-- start MATERIAL FOR THE TASK --
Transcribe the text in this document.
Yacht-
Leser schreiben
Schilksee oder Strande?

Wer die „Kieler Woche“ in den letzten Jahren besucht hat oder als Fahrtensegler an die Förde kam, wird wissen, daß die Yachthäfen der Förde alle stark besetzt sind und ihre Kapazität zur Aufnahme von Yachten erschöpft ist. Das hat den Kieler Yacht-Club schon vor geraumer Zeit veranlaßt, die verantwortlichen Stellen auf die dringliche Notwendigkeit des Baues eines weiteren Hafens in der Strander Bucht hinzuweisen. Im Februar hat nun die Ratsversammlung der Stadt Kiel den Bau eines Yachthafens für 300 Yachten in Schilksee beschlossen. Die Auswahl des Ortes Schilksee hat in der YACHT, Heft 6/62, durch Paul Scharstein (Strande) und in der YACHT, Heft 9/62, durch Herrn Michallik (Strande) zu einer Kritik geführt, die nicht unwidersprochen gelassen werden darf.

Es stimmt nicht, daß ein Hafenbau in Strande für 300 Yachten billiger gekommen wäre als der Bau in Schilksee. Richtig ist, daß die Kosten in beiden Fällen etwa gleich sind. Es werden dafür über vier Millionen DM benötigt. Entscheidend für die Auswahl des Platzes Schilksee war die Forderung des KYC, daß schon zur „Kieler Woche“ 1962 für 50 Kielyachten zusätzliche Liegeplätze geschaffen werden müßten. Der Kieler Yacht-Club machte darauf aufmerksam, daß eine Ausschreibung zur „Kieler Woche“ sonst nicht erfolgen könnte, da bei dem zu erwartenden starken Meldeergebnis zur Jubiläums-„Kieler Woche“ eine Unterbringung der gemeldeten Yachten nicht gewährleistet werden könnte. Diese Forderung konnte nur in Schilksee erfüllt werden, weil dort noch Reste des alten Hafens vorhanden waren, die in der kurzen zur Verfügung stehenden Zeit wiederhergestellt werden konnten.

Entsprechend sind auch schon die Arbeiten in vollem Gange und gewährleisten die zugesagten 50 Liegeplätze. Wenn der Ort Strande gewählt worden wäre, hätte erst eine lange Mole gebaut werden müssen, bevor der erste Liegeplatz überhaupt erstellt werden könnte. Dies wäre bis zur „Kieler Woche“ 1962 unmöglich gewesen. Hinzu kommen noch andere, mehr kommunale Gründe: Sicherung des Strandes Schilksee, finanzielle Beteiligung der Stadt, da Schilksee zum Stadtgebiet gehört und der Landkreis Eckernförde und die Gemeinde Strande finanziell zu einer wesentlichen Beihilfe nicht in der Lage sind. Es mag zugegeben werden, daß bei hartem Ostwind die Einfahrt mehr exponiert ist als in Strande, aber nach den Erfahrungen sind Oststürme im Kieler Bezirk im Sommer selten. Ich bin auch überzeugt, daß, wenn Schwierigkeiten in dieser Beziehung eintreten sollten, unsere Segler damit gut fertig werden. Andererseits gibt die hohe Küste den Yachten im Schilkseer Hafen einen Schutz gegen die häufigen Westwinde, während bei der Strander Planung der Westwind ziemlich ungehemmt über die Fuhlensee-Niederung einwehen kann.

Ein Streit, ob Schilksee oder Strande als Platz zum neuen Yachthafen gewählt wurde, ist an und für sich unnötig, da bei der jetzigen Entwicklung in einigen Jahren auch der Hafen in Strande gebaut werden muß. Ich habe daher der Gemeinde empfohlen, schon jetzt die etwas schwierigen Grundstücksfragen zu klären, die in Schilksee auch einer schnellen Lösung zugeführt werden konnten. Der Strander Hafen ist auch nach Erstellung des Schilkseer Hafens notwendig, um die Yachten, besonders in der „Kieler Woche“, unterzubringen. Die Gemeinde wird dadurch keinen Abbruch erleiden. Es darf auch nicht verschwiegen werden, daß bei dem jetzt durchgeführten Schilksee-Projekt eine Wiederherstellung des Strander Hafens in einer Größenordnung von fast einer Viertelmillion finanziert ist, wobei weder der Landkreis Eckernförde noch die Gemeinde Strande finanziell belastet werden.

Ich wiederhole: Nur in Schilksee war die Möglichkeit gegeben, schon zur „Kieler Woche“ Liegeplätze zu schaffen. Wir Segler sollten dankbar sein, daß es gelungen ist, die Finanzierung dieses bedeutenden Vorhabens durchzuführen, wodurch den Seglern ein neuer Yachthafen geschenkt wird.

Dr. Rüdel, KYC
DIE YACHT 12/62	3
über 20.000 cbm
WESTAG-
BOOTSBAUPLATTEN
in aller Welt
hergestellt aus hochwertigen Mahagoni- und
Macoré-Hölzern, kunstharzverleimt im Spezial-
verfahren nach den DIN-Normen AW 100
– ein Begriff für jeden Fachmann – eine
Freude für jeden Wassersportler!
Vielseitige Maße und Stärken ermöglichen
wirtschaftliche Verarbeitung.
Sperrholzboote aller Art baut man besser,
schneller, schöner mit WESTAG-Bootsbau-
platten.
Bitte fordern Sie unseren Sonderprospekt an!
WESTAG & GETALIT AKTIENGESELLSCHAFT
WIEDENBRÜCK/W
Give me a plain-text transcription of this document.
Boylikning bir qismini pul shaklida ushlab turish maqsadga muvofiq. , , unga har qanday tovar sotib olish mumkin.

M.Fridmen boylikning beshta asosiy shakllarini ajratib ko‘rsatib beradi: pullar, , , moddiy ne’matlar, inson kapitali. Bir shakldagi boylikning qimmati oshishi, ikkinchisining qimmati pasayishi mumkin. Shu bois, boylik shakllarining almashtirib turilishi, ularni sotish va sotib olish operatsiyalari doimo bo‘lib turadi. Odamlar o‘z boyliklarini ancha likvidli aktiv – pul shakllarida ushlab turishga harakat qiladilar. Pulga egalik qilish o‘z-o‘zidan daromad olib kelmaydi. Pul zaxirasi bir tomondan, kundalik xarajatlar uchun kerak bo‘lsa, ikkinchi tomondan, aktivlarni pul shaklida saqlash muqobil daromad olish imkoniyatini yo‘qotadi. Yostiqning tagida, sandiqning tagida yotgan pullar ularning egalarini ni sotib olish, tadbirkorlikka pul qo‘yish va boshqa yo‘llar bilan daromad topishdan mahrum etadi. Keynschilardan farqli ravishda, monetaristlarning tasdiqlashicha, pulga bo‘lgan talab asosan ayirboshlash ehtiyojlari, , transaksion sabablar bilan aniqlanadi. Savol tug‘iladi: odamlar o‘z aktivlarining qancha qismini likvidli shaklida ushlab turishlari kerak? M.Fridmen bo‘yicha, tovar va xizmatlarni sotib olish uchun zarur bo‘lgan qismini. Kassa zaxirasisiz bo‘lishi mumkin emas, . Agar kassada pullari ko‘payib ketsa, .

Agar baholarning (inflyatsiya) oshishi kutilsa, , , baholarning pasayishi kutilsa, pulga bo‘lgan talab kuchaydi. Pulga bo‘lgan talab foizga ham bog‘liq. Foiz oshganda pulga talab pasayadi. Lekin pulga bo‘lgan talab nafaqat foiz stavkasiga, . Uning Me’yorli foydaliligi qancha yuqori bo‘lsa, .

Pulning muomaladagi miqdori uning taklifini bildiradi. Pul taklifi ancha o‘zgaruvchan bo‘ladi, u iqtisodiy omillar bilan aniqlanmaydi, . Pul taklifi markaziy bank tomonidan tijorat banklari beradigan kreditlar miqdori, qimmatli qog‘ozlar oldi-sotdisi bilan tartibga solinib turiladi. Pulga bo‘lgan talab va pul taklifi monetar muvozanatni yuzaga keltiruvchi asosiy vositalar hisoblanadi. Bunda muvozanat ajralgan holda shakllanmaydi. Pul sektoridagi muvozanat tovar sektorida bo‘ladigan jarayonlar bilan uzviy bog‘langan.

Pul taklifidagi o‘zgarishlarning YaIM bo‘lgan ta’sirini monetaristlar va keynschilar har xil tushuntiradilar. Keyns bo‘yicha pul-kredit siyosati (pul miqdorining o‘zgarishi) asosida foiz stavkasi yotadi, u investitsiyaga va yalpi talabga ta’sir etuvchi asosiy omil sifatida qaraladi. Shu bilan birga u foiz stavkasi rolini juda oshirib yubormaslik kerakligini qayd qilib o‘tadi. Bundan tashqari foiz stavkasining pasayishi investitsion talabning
-- end MATERIAL FOR THE TASK --
Every line containing the string "text" must be listed.

Transcribe the text in this document.
Give me a plain-text transcription of this document.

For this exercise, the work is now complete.